Your goal
Collect every line that includes the string "Civil".

Records for the task
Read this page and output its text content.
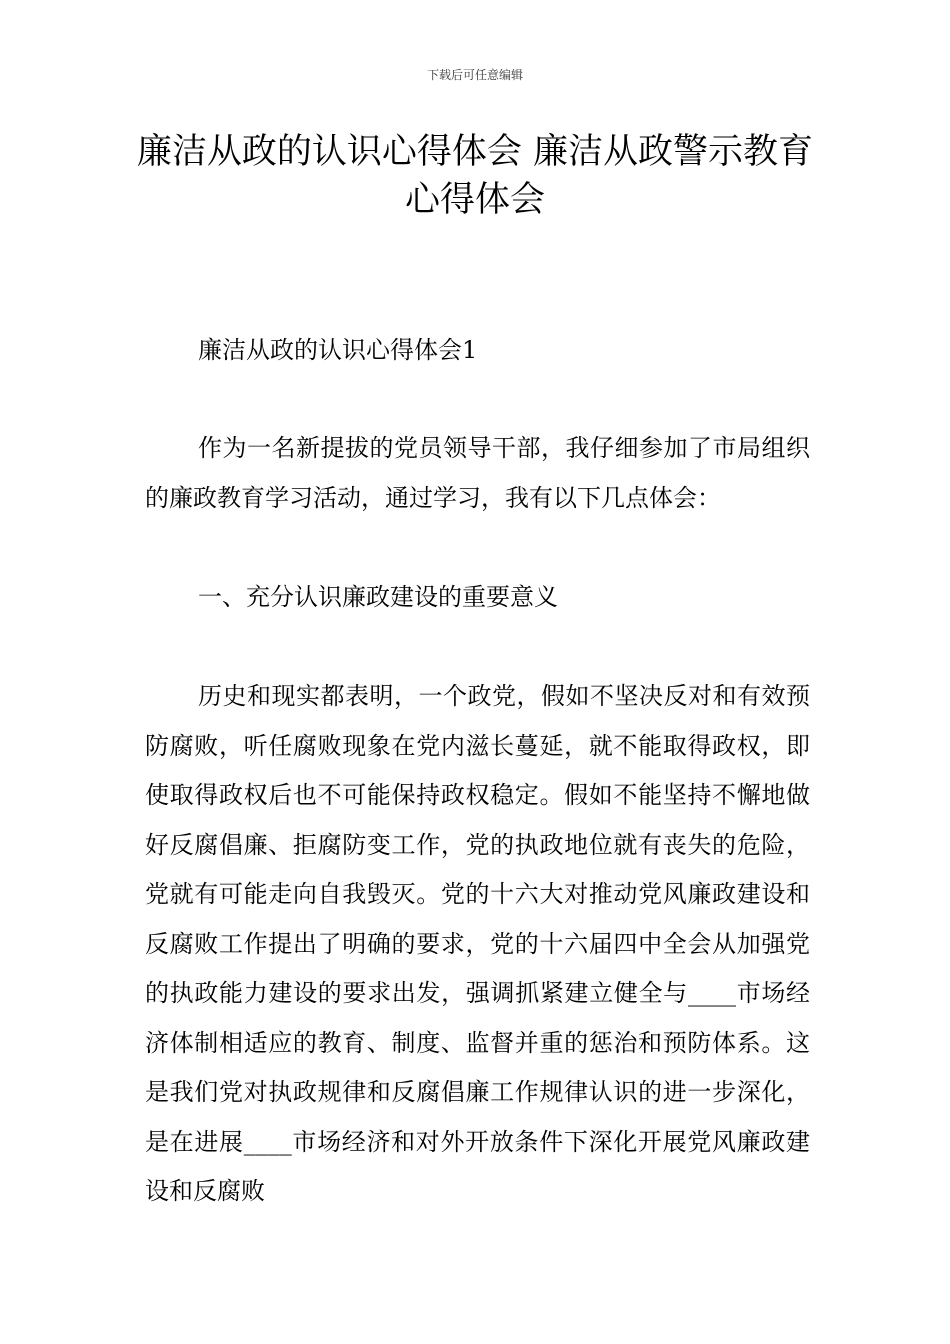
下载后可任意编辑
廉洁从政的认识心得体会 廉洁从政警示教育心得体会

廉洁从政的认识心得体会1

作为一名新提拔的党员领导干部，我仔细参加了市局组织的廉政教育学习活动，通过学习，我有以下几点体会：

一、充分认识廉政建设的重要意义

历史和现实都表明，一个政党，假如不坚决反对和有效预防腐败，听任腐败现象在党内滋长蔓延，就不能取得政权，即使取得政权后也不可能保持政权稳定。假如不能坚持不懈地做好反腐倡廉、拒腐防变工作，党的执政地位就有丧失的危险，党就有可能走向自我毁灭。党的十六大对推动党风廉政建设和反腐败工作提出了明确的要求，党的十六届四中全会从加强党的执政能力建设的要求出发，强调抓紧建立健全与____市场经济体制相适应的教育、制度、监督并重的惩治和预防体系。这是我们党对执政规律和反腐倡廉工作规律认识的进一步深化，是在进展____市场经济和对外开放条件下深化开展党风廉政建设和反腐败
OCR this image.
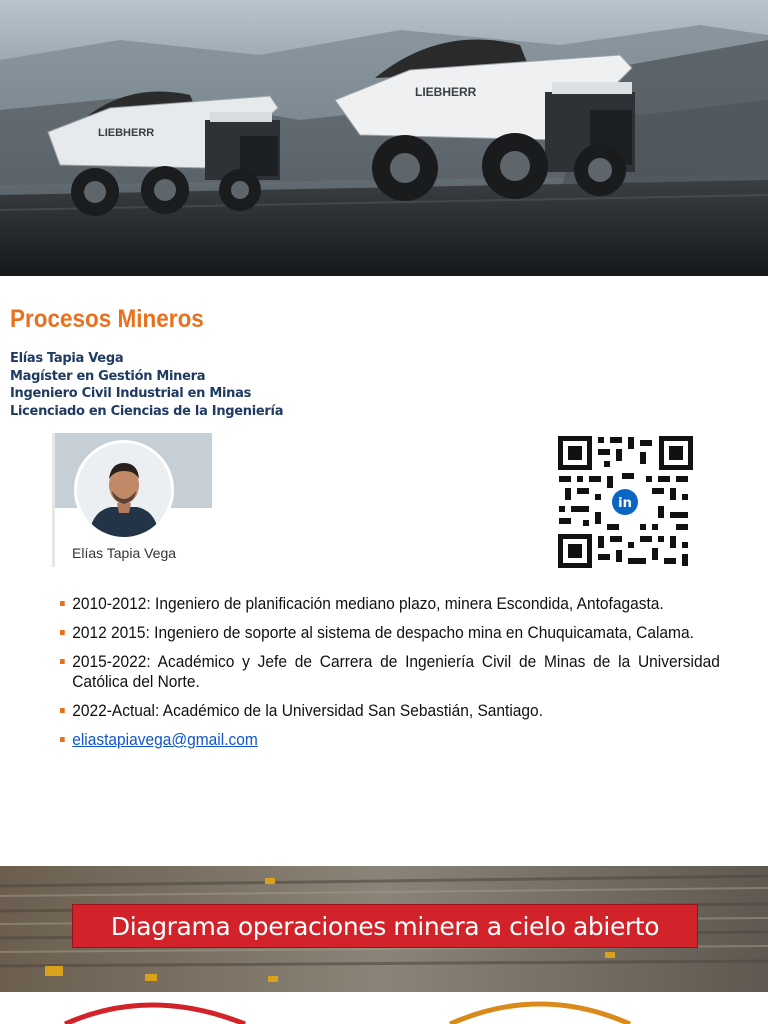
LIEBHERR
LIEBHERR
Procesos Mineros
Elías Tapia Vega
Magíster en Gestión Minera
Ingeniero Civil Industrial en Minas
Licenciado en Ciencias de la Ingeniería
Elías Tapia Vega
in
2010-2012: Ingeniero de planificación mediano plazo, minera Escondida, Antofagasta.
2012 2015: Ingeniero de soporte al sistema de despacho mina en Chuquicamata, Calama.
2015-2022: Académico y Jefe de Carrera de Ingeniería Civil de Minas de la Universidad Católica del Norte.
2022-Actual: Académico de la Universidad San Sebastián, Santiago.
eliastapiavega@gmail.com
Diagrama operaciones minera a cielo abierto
==
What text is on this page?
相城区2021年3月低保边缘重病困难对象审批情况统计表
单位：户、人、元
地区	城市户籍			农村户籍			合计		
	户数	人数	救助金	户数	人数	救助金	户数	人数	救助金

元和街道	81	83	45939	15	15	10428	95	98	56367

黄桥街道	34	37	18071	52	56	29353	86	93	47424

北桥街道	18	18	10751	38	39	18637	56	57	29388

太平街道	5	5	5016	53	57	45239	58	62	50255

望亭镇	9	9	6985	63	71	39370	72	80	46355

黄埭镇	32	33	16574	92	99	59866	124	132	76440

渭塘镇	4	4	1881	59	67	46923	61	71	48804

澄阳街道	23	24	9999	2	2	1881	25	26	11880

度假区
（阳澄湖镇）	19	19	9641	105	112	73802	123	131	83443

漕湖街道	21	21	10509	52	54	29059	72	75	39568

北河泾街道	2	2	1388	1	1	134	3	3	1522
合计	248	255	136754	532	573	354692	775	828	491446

Answer to this task
Ingeniero Civil Industrial en Minas
2015-2022: Académico y Jefe de Carrera de Ingeniería Civil de Minas de la Universidad Católica del Norte.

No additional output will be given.